*** Extracted records ***
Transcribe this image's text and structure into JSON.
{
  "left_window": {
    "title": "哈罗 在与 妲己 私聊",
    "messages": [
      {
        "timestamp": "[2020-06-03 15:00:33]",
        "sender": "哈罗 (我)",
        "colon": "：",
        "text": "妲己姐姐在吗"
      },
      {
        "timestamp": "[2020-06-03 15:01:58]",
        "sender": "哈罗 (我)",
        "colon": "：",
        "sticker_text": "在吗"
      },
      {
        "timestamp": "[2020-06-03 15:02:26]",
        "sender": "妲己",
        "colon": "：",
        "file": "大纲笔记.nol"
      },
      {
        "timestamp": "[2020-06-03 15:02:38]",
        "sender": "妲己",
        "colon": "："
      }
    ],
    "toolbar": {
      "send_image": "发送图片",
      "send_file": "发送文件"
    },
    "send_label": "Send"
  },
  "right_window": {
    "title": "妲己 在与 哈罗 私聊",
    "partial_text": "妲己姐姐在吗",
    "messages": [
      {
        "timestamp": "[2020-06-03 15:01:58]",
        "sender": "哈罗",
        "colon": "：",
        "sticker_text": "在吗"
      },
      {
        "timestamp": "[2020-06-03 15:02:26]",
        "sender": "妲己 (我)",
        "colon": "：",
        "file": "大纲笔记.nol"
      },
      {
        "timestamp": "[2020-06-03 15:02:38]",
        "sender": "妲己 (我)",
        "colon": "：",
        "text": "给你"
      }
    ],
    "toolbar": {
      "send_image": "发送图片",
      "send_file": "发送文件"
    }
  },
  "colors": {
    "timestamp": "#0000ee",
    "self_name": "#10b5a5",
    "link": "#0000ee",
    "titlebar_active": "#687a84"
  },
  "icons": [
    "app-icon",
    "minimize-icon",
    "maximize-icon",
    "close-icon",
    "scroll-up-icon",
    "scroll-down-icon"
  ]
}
***
#### Brief
All of the entries must be quoted exactly; please include each one.

#### Answer to this task
Transcribe this image's text and structure into JSON.
{
  "left_window": {
    "title": "哈罗 在与 妲己 私聊",
    "messages": [
      {
        "timestamp": "[2020-06-03 15:00:33]",
        "sender": "哈罗 (我)",
        "colon": "：",
        "text": "妲己姐姐在吗"
      },
      {
        "timestamp": "[2020-06-03 15:01:58]",
        "sender": "哈罗 (我)",
        "colon": "：",
        "sticker_text": "在吗"
      },
      {
        "timestamp": "[2020-06-03 15:02:26]",
        "sender": "妲己",
        "colon": "：",
        "file": "大纲笔记.nol"
      },
      {
        "timestamp": "[2020-06-03 15:02:38]",
        "sender": "妲己",
        "colon": "："
      }
    ],
    "toolbar": {
      "send_image": "发送图片",
      "send_file": "发送文件"
    },
    "send_label": "Send"
  },
  "right_window": {
    "title": "妲己 在与 哈罗 私聊",
    "partial_text": "妲己姐姐在吗",
    "messages": [
      {
        "timestamp": "[2020-06-03 15:01:58]",
        "sender": "哈罗",
        "colon": "：",
        "sticker_text": "在吗"
      },
      {
        "timestamp": "[2020-06-03 15:02:26]",
        "sender": "妲己 (我)",
        "colon": "：",
        "file": "大纲笔记.nol"
      },
      {
        "timestamp": "[2020-06-03 15:02:38]",
        "sender": "妲己 (我)",
        "colon": "：",
        "text": "给你"
      }
    ],
    "toolbar": {
      "send_image": "发送图片",
      "send_file": "发送文件"
    }
  },
  "colors": {
    "timestamp": "#0000ee",
    "self_name": "#10b5a5",
    "link": "#0000ee",
    "titlebar_active": "#687a84"
  },
  "icons": [
    "app-icon",
    "minimize-icon",
    "maximize-icon",
    "close-icon",
    "scroll-up-icon",
    "scroll-down-icon"
  ]
}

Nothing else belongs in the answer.